Data entries
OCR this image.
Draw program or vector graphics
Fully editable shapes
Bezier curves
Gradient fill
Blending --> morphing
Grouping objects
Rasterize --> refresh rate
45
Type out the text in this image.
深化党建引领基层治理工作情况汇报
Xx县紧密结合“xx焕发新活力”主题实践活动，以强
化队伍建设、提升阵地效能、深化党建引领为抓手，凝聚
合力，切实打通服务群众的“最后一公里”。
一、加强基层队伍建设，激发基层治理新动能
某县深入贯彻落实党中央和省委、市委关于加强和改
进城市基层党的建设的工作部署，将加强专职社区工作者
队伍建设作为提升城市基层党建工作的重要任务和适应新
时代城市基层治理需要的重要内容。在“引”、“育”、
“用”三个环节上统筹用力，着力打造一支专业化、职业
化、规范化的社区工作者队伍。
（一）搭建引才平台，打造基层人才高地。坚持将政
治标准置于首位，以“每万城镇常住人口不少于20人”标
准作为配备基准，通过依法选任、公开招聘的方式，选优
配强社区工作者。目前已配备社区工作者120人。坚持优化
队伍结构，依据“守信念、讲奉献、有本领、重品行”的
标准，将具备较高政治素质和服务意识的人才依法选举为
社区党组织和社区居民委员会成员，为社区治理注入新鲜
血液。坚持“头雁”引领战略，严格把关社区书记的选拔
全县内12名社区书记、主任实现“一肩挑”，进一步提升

→ **WHAT IS NEEDED**: Could you quote the material above in full, exactly as it stands?

→ **EXERCISE SOLUTION**:
OCR this image.
Draw program or vector graphics
Fully editable shapes
Bezier curves
Gradient fill
Blending --> morphing
Grouping objects
Rasterize --> refresh rate
45
Type out the text in this image.
深化党建引领基层治理工作情况汇报
Xx县紧密结合“xx焕发新活力”主题实践活动，以强
化队伍建设、提升阵地效能、深化党建引领为抓手，凝聚
合力，切实打通服务群众的“最后一公里”。
一、加强基层队伍建设，激发基层治理新动能
某县深入贯彻落实党中央和省委、市委关于加强和改
进城市基层党的建设的工作部署，将加强专职社区工作者
队伍建设作为提升城市基层党建工作的重要任务和适应新
时代城市基层治理需要的重要内容。在“引”、“育”、
“用”三个环节上统筹用力，着力打造一支专业化、职业
化、规范化的社区工作者队伍。
（一）搭建引才平台，打造基层人才高地。坚持将政
治标准置于首位，以“每万城镇常住人口不少于20人”标
准作为配备基准，通过依法选任、公开招聘的方式，选优
配强社区工作者。目前已配备社区工作者120人。坚持优化
队伍结构，依据“守信念、讲奉献、有本领、重品行”的
标准，将具备较高政治素质和服务意识的人才依法选举为
社区党组织和社区居民委员会成员，为社区治理注入新鲜
血液。坚持“头雁”引领战略，严格把关社区书记的选拔
全县内12名社区书记、主任实现“一肩挑”，进一步提升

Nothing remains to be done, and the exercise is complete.